» Dataset content:
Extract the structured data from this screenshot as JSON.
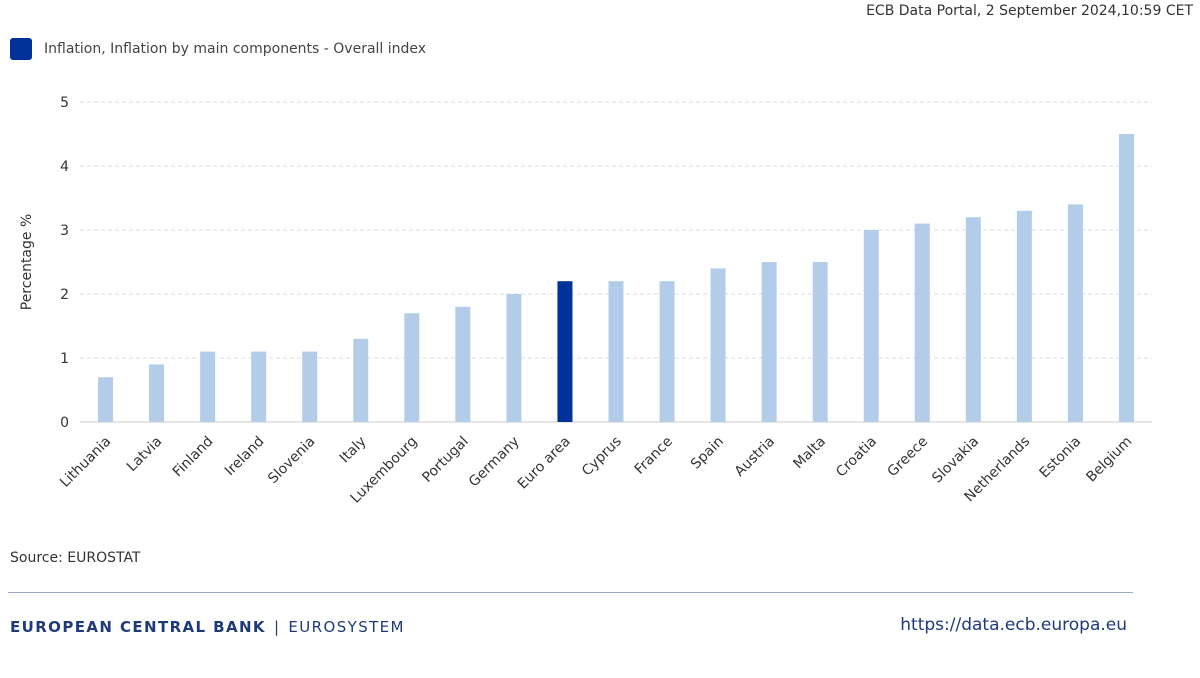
{
  "header": {
    "timestamp": "ECB Data Portal, 2 September 2024,10:59 CET"
  },
  "legend": {
    "label": "Inflation, Inflation by main components - Overall index"
  },
  "source": "Source: EUROSTAT",
  "footer": {
    "brand_main": "EUROPEAN CENTRAL BANK",
    "brand_separator": "|",
    "brand_sub": "EUROSYSTEM",
    "url": "https://data.ecb.europa.eu"
  },
  "colors": {
    "bar": "#b3cde8",
    "highlight": "#003299",
    "grid": "#dddddd",
    "text": "#333333"
  },
  "chart_data": {
    "type": "bar",
    "categories": [
      "Lithuania",
      "Latvia",
      "Finland",
      "Ireland",
      "Slovenia",
      "Italy",
      "Luxembourg",
      "Portugal",
      "Germany",
      "Euro area",
      "Cyprus",
      "France",
      "Spain",
      "Austria",
      "Malta",
      "Croatia",
      "Greece",
      "Slovakia",
      "Netherlands",
      "Estonia",
      "Belgium"
    ],
    "series": [
      {
        "name": "Inflation, Inflation by main components - Overall index",
        "values": [
          0.7,
          0.9,
          1.1,
          1.1,
          1.1,
          1.3,
          1.7,
          1.8,
          2.0,
          2.2,
          2.2,
          2.2,
          2.4,
          2.5,
          2.5,
          3.0,
          3.1,
          3.2,
          3.3,
          3.4,
          4.5
        ]
      }
    ],
    "highlight_category": "Euro area",
    "ylabel": "Percentage %",
    "xlabel": "",
    "ylim": [
      0,
      5
    ],
    "yticks": [
      0,
      1,
      2,
      3,
      4,
      5
    ],
    "grid": true
  }
}
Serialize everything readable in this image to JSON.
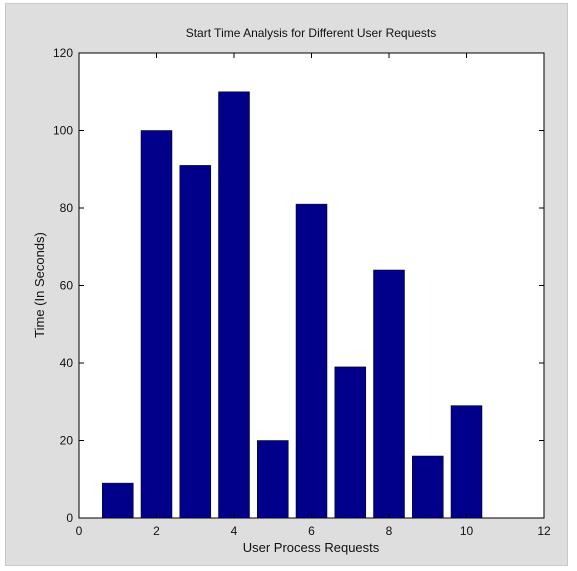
{
  "chart_data": {
    "type": "bar",
    "title": "Start Time Analysis for Different User Requests",
    "xlabel": "User Process Requests",
    "ylabel": "Time (In Seconds)",
    "x": [
      1,
      2,
      3,
      4,
      5,
      6,
      7,
      8,
      9,
      10
    ],
    "values": [
      9,
      100,
      91,
      110,
      20,
      81,
      39,
      64,
      16,
      29
    ],
    "xlim": [
      0,
      12
    ],
    "ylim": [
      0,
      120
    ],
    "xticks": [
      0,
      2,
      4,
      6,
      8,
      10,
      12
    ],
    "yticks": [
      0,
      20,
      40,
      60,
      80,
      100,
      120
    ],
    "xtick_labels": [
      "0",
      "2",
      "4",
      "6",
      "8",
      "10",
      "12"
    ],
    "ytick_labels": [
      "0",
      "20",
      "40",
      "60",
      "80",
      "100",
      "120"
    ],
    "bar_color": "#00008b",
    "grid": false,
    "legend": null
  }
}
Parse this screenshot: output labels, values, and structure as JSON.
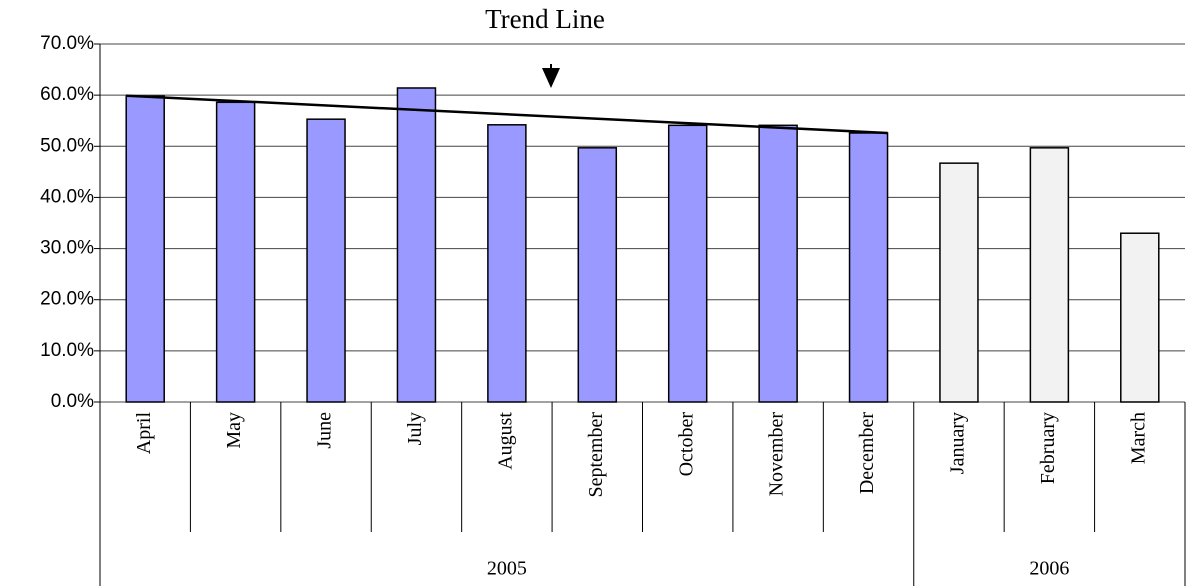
{
  "chart_data": {
    "type": "bar",
    "categories": [
      "April",
      "May",
      "June",
      "July",
      "August",
      "September",
      "October",
      "November",
      "December",
      "January",
      "February",
      "March"
    ],
    "values": [
      59.8,
      58.6,
      55.3,
      61.4,
      54.2,
      49.7,
      54.1,
      54.1,
      52.6,
      46.7,
      49.7,
      33.0
    ],
    "colors": [
      "#9999ff",
      "#9999ff",
      "#9999ff",
      "#9999ff",
      "#9999ff",
      "#9999ff",
      "#9999ff",
      "#9999ff",
      "#9999ff",
      "#f2f2f2",
      "#f2f2f2",
      "#f2f2f2"
    ],
    "groups": [
      {
        "label": "2005",
        "count": 9
      },
      {
        "label": "2006",
        "count": 3
      }
    ],
    "ylim": [
      0,
      70
    ],
    "yticks": [
      {
        "value": 0,
        "label": "0.0%"
      },
      {
        "value": 10,
        "label": "10.0%"
      },
      {
        "value": 20,
        "label": "20.0%"
      },
      {
        "value": 30,
        "label": "30.0%"
      },
      {
        "value": 40,
        "label": "40.0%"
      },
      {
        "value": 50,
        "label": "50.0%"
      },
      {
        "value": 60,
        "label": "60.0%"
      },
      {
        "value": 70,
        "label": "70.0%"
      }
    ],
    "grid": true,
    "trend_line": {
      "label": "Trend Line",
      "start": 59.9,
      "end": 52.6
    }
  }
}
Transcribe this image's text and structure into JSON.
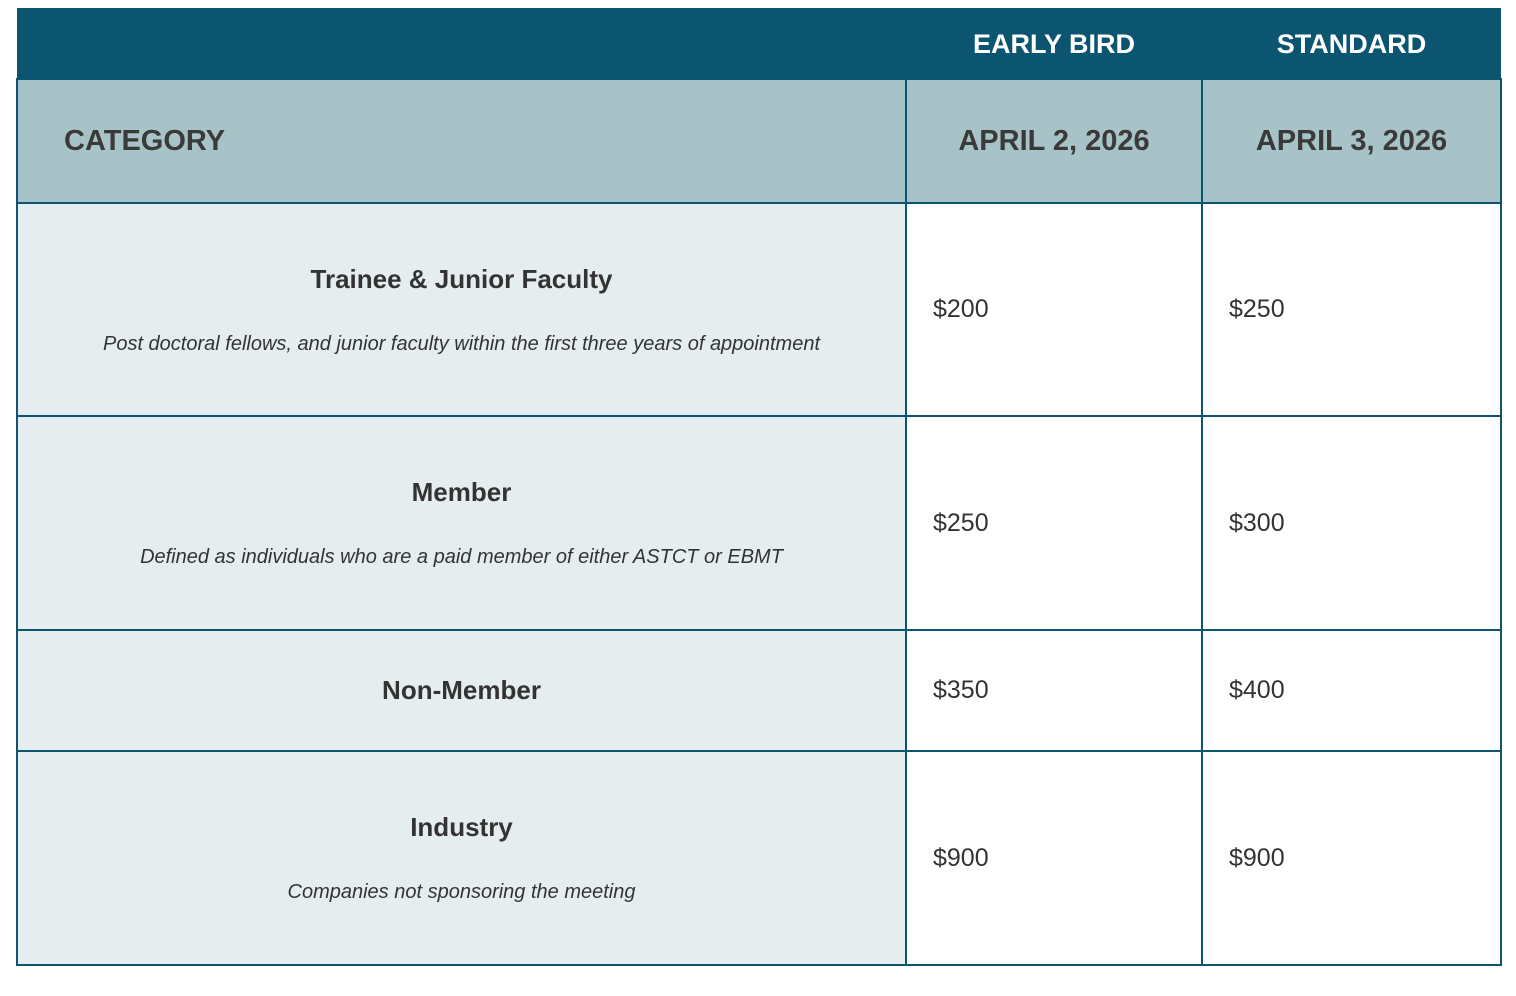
{
  "header": {
    "columns": [
      "EARLY BIRD",
      "STANDARD"
    ],
    "category_label": "CATEGORY",
    "dates": [
      "APRIL 2, 2026",
      "APRIL 3, 2026"
    ]
  },
  "table": {
    "rows": [
      {
        "name": "Trainee & Junior Faculty",
        "description": "Post doctoral fellows, and junior faculty within the first three years of appointment",
        "prices": [
          "$200",
          "$250"
        ]
      },
      {
        "name": "Member",
        "description": "Defined as individuals who are a paid member of either ASTCT or EBMT",
        "prices": [
          "$250",
          "$300"
        ]
      },
      {
        "name": "Non-Member",
        "prices": [
          "$350",
          "$400"
        ]
      },
      {
        "name": "Industry",
        "description": "Companies not sponsoring the meeting",
        "prices": [
          "$900",
          "$900"
        ]
      }
    ]
  }
}
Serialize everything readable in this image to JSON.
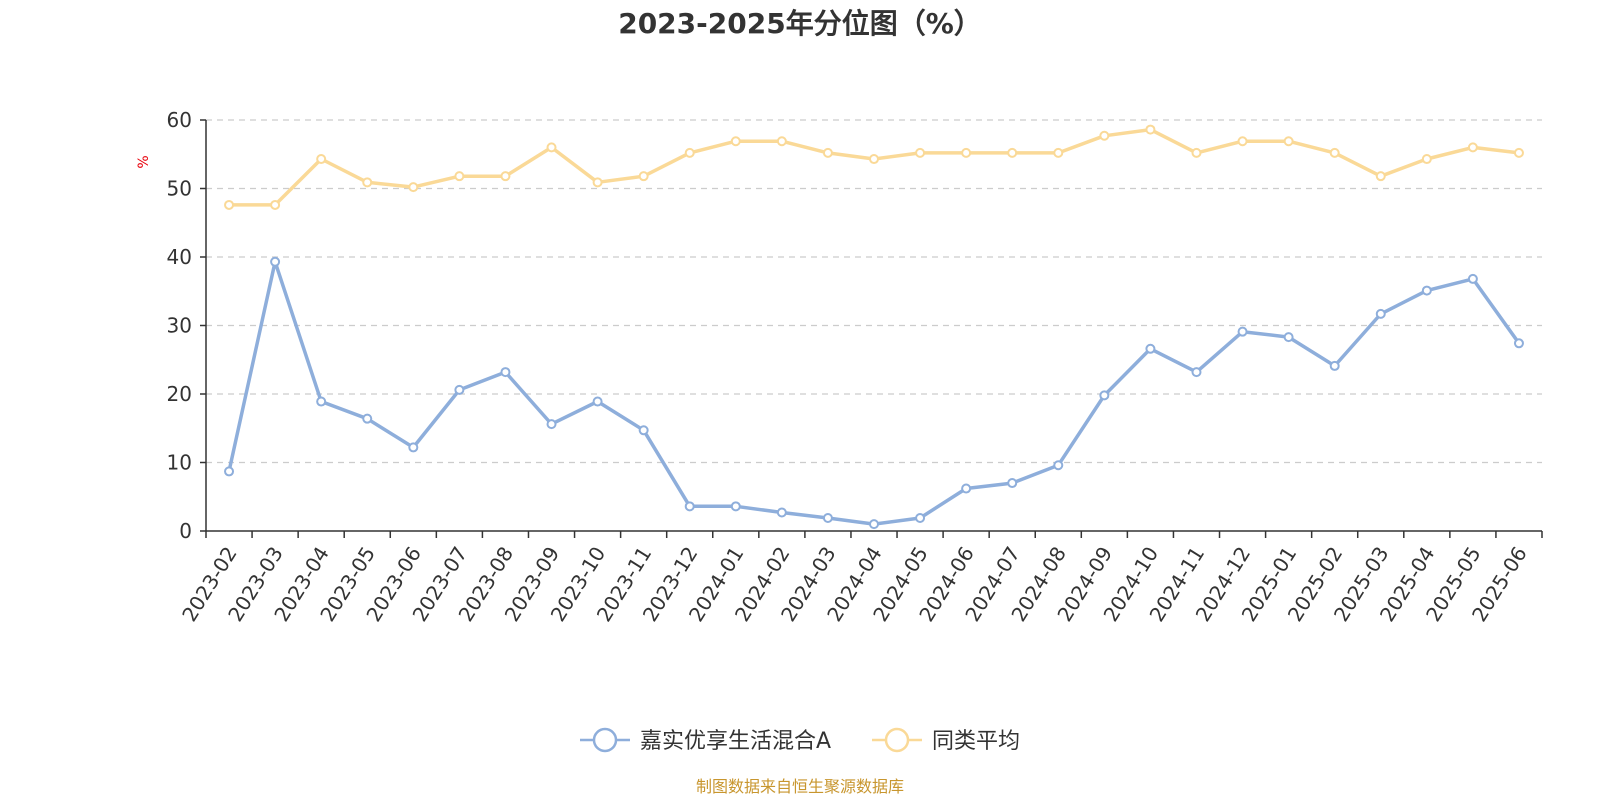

» Given exercise: Print out the lines exactly, skipping any picture.

» Task response:
Extract the structured data from this screenshot as JSON.
{
  "header": {
    "timestamp": "ECB Data Portal, 2 September 2024,10:59 CET"
  },
  "legend": {
    "label": "Inflation, Inflation by main components - Overall index"
  },
  "source": "Source: EUROSTAT",
  "footer": {
    "brand_main": "EUROPEAN CENTRAL BANK",
    "brand_separator": "|",
    "brand_sub": "EUROSYSTEM",
    "url": "https://data.ecb.europa.eu"
  },
  "colors": {
    "bar": "#b3cde8",
    "highlight": "#003299",
    "grid": "#dddddd",
    "text": "#333333"
  },
  "chart_data": {
    "type": "bar",
    "categories": [
      "Lithuania",
      "Latvia",
      "Finland",
      "Ireland",
      "Slovenia",
      "Italy",
      "Luxembourg",
      "Portugal",
      "Germany",
      "Euro area",
      "Cyprus",
      "France",
      "Spain",
      "Austria",
      "Malta",
      "Croatia",
      "Greece",
      "Slovakia",
      "Netherlands",
      "Estonia",
      "Belgium"
    ],
    "series": [
      {
        "name": "Inflation, Inflation by main components - Overall index",
        "values": [
          0.7,
          0.9,
          1.1,
          1.1,
          1.1,
          1.3,
          1.7,
          1.8,
          2.0,
          2.2,
          2.2,
          2.2,
          2.4,
          2.5,
          2.5,
          3.0,
          3.1,
          3.2,
          3.3,
          3.4,
          4.5
        ]
      }
    ],
    "highlight_category": "Euro area",
    "ylabel": "Percentage %",
    "xlabel": "",
    "ylim": [
      0,
      5
    ],
    "yticks": [
      0,
      1,
      2,
      3,
      4,
      5
    ],
    "grid": true
  }
}
Serialize everything readable in this image to JSON.
{
  "chart_data": {
    "type": "bar",
    "title": "Start Time Analysis for Different User Requests",
    "xlabel": "User Process Requests",
    "ylabel": "Time (In Seconds)",
    "x": [
      1,
      2,
      3,
      4,
      5,
      6,
      7,
      8,
      9,
      10
    ],
    "values": [
      9,
      100,
      91,
      110,
      20,
      81,
      39,
      64,
      16,
      29
    ],
    "xlim": [
      0,
      12
    ],
    "ylim": [
      0,
      120
    ],
    "xticks": [
      0,
      2,
      4,
      6,
      8,
      10,
      12
    ],
    "yticks": [
      0,
      20,
      40,
      60,
      80,
      100,
      120
    ],
    "xtick_labels": [
      "0",
      "2",
      "4",
      "6",
      "8",
      "10",
      "12"
    ],
    "ytick_labels": [
      "0",
      "20",
      "40",
      "60",
      "80",
      "100",
      "120"
    ],
    "bar_color": "#00008b",
    "grid": false,
    "legend": null
  }
}
Parse this screenshot: output labels, values, and structure as JSON.
{
  "chart_data": {
    "type": "bar",
    "categories": [
      "April",
      "May",
      "June",
      "July",
      "August",
      "September",
      "October",
      "November",
      "December",
      "January",
      "February",
      "March"
    ],
    "values": [
      59.8,
      58.6,
      55.3,
      61.4,
      54.2,
      49.7,
      54.1,
      54.1,
      52.6,
      46.7,
      49.7,
      33.0
    ],
    "colors": [
      "#9999ff",
      "#9999ff",
      "#9999ff",
      "#9999ff",
      "#9999ff",
      "#9999ff",
      "#9999ff",
      "#9999ff",
      "#9999ff",
      "#f2f2f2",
      "#f2f2f2",
      "#f2f2f2"
    ],
    "groups": [
      {
        "label": "2005",
        "count": 9
      },
      {
        "label": "2006",
        "count": 3
      }
    ],
    "ylim": [
      0,
      70
    ],
    "yticks": [
      {
        "value": 0,
        "label": "0.0%"
      },
      {
        "value": 10,
        "label": "10.0%"
      },
      {
        "value": 20,
        "label": "20.0%"
      },
      {
        "value": 30,
        "label": "30.0%"
      },
      {
        "value": 40,
        "label": "40.0%"
      },
      {
        "value": 50,
        "label": "50.0%"
      },
      {
        "value": 60,
        "label": "60.0%"
      },
      {
        "value": 70,
        "label": "70.0%"
      }
    ],
    "grid": true,
    "trend_line": {
      "label": "Trend Line",
      "start": 59.9,
      "end": 52.6
    }
  }
}
Transcribe this image's text and structure into JSON.
{
  "header": {
    "columns": [
      "EARLY BIRD",
      "STANDARD"
    ],
    "category_label": "CATEGORY",
    "dates": [
      "APRIL 2, 2026",
      "APRIL 3, 2026"
    ]
  },
  "table": {
    "rows": [
      {
        "name": "Trainee & Junior Faculty",
        "description": "Post doctoral fellows, and junior faculty within the first three years of appointment",
        "prices": [
          "$200",
          "$250"
        ]
      },
      {
        "name": "Member",
        "description": "Defined as individuals who are a paid member of either ASTCT or EBMT",
        "prices": [
          "$250",
          "$300"
        ]
      },
      {
        "name": "Non-Member",
        "prices": [
          "$350",
          "$400"
        ]
      },
      {
        "name": "Industry",
        "description": "Companies not sponsoring the meeting",
        "prices": [
          "$900",
          "$900"
        ]
      }
    ]
  }
}
Serialize everything readable in this image to JSON.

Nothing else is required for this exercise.